### Dataset rows ###

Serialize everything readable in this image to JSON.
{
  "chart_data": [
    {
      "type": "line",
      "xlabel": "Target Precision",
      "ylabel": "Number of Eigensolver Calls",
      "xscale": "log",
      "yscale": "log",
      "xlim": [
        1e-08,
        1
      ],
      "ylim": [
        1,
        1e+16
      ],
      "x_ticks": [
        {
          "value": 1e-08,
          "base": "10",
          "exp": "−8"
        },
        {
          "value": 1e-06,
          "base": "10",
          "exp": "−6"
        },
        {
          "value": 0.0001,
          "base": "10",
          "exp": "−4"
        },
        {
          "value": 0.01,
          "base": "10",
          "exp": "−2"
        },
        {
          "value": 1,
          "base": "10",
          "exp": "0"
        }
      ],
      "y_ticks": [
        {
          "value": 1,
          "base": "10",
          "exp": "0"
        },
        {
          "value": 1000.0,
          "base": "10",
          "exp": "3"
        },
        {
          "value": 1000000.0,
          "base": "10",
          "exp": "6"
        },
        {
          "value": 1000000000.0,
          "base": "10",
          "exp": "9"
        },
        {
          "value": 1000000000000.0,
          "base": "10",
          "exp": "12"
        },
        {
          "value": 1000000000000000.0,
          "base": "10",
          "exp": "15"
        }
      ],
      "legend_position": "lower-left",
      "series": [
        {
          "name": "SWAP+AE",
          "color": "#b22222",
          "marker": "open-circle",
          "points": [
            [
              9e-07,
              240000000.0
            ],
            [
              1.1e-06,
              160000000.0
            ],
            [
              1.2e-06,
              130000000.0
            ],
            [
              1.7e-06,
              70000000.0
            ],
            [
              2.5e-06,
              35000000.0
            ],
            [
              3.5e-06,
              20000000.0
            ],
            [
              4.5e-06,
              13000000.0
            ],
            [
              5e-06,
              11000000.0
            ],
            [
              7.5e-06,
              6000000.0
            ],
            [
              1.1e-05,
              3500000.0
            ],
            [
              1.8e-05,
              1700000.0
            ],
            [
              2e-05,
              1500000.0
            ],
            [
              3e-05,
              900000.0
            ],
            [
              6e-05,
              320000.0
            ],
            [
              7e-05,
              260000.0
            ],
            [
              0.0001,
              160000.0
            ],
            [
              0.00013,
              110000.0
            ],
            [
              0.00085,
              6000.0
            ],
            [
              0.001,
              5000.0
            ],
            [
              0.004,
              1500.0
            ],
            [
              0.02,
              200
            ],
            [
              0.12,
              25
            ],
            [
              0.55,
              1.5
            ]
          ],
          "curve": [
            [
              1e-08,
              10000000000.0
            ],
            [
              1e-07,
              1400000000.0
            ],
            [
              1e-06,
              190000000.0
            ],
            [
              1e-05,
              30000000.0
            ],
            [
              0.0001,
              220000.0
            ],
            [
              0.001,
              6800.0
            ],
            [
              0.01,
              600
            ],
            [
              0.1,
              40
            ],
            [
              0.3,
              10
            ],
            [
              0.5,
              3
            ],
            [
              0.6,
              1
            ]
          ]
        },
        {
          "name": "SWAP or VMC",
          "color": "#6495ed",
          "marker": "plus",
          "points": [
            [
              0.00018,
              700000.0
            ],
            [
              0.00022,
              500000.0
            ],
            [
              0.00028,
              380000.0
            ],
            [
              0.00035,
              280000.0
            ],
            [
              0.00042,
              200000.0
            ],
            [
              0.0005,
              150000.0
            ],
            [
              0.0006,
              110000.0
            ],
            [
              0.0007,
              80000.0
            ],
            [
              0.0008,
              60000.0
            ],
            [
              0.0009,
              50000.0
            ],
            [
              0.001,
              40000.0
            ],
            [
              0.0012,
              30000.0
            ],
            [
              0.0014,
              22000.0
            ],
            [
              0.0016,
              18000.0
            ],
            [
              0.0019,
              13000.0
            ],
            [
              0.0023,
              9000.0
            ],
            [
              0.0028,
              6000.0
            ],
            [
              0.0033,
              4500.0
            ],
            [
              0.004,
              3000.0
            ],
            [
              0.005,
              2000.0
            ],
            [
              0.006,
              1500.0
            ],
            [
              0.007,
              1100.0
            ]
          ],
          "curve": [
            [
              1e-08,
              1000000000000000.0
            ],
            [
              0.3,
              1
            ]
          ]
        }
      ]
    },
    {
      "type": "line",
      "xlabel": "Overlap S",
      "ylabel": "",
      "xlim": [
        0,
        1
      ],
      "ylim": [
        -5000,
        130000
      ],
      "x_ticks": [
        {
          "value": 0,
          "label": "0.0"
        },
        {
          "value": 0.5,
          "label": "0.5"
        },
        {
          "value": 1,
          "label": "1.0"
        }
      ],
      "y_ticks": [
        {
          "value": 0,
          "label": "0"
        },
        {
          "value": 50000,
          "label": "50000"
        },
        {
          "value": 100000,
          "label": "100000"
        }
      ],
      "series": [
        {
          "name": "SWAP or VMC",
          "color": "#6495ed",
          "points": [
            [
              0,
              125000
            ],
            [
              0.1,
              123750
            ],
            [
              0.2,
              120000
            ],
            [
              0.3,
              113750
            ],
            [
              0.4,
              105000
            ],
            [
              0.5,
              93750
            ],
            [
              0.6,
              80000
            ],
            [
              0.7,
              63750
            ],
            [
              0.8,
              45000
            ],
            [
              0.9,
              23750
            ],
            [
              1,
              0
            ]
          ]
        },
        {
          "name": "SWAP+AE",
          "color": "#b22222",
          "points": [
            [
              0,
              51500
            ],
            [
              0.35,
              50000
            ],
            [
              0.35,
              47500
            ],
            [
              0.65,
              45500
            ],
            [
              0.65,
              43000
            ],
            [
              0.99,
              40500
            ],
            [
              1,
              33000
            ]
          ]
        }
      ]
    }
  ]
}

###

## Task statement
Extract each record, keeping it identical to the original.

## Correct answer
Serialize everything readable in this image to JSON.
{
  "chart_data": [
    {
      "type": "line",
      "xlabel": "Target Precision",
      "ylabel": "Number of Eigensolver Calls",
      "xscale": "log",
      "yscale": "log",
      "xlim": [
        1e-08,
        1
      ],
      "ylim": [
        1,
        1e+16
      ],
      "x_ticks": [
        {
          "value": 1e-08,
          "base": "10",
          "exp": "−8"
        },
        {
          "value": 1e-06,
          "base": "10",
          "exp": "−6"
        },
        {
          "value": 0.0001,
          "base": "10",
          "exp": "−4"
        },
        {
          "value": 0.01,
          "base": "10",
          "exp": "−2"
        },
        {
          "value": 1,
          "base": "10",
          "exp": "0"
        }
      ],
      "y_ticks": [
        {
          "value": 1,
          "base": "10",
          "exp": "0"
        },
        {
          "value": 1000.0,
          "base": "10",
          "exp": "3"
        },
        {
          "value": 1000000.0,
          "base": "10",
          "exp": "6"
        },
        {
          "value": 1000000000.0,
          "base": "10",
          "exp": "9"
        },
        {
          "value": 1000000000000.0,
          "base": "10",
          "exp": "12"
        },
        {
          "value": 1000000000000000.0,
          "base": "10",
          "exp": "15"
        }
      ],
      "legend_position": "lower-left",
      "series": [
        {
          "name": "SWAP+AE",
          "color": "#b22222",
          "marker": "open-circle",
          "points": [
            [
              9e-07,
              240000000.0
            ],
            [
              1.1e-06,
              160000000.0
            ],
            [
              1.2e-06,
              130000000.0
            ],
            [
              1.7e-06,
              70000000.0
            ],
            [
              2.5e-06,
              35000000.0
            ],
            [
              3.5e-06,
              20000000.0
            ],
            [
              4.5e-06,
              13000000.0
            ],
            [
              5e-06,
              11000000.0
            ],
            [
              7.5e-06,
              6000000.0
            ],
            [
              1.1e-05,
              3500000.0
            ],
            [
              1.8e-05,
              1700000.0
            ],
            [
              2e-05,
              1500000.0
            ],
            [
              3e-05,
              900000.0
            ],
            [
              6e-05,
              320000.0
            ],
            [
              7e-05,
              260000.0
            ],
            [
              0.0001,
              160000.0
            ],
            [
              0.00013,
              110000.0
            ],
            [
              0.00085,
              6000.0
            ],
            [
              0.001,
              5000.0
            ],
            [
              0.004,
              1500.0
            ],
            [
              0.02,
              200
            ],
            [
              0.12,
              25
            ],
            [
              0.55,
              1.5
            ]
          ],
          "curve": [
            [
              1e-08,
              10000000000.0
            ],
            [
              1e-07,
              1400000000.0
            ],
            [
              1e-06,
              190000000.0
            ],
            [
              1e-05,
              30000000.0
            ],
            [
              0.0001,
              220000.0
            ],
            [
              0.001,
              6800.0
            ],
            [
              0.01,
              600
            ],
            [
              0.1,
              40
            ],
            [
              0.3,
              10
            ],
            [
              0.5,
              3
            ],
            [
              0.6,
              1
            ]
          ]
        },
        {
          "name": "SWAP or VMC",
          "color": "#6495ed",
          "marker": "plus",
          "points": [
            [
              0.00018,
              700000.0
            ],
            [
              0.00022,
              500000.0
            ],
            [
              0.00028,
              380000.0
            ],
            [
              0.00035,
              280000.0
            ],
            [
              0.00042,
              200000.0
            ],
            [
              0.0005,
              150000.0
            ],
            [
              0.0006,
              110000.0
            ],
            [
              0.0007,
              80000.0
            ],
            [
              0.0008,
              60000.0
            ],
            [
              0.0009,
              50000.0
            ],
            [
              0.001,
              40000.0
            ],
            [
              0.0012,
              30000.0
            ],
            [
              0.0014,
              22000.0
            ],
            [
              0.0016,
              18000.0
            ],
            [
              0.0019,
              13000.0
            ],
            [
              0.0023,
              9000.0
            ],
            [
              0.0028,
              6000.0
            ],
            [
              0.0033,
              4500.0
            ],
            [
              0.004,
              3000.0
            ],
            [
              0.005,
              2000.0
            ],
            [
              0.006,
              1500.0
            ],
            [
              0.007,
              1100.0
            ]
          ],
          "curve": [
            [
              1e-08,
              1000000000000000.0
            ],
            [
              0.3,
              1
            ]
          ]
        }
      ]
    },
    {
      "type": "line",
      "xlabel": "Overlap S",
      "ylabel": "",
      "xlim": [
        0,
        1
      ],
      "ylim": [
        -5000,
        130000
      ],
      "x_ticks": [
        {
          "value": 0,
          "label": "0.0"
        },
        {
          "value": 0.5,
          "label": "0.5"
        },
        {
          "value": 1,
          "label": "1.0"
        }
      ],
      "y_ticks": [
        {
          "value": 0,
          "label": "0"
        },
        {
          "value": 50000,
          "label": "50000"
        },
        {
          "value": 100000,
          "label": "100000"
        }
      ],
      "series": [
        {
          "name": "SWAP or VMC",
          "color": "#6495ed",
          "points": [
            [
              0,
              125000
            ],
            [
              0.1,
              123750
            ],
            [
              0.2,
              120000
            ],
            [
              0.3,
              113750
            ],
            [
              0.4,
              105000
            ],
            [
              0.5,
              93750
            ],
            [
              0.6,
              80000
            ],
            [
              0.7,
              63750
            ],
            [
              0.8,
              45000
            ],
            [
              0.9,
              23750
            ],
            [
              1,
              0
            ]
          ]
        },
        {
          "name": "SWAP+AE",
          "color": "#b22222",
          "points": [
            [
              0,
              51500
            ],
            [
              0.35,
              50000
            ],
            [
              0.35,
              47500
            ],
            [
              0.65,
              45500
            ],
            [
              0.65,
              43000
            ],
            [
              0.99,
              40500
            ],
            [
              1,
              33000
            ]
          ]
        }
      ]
    }
  ]
}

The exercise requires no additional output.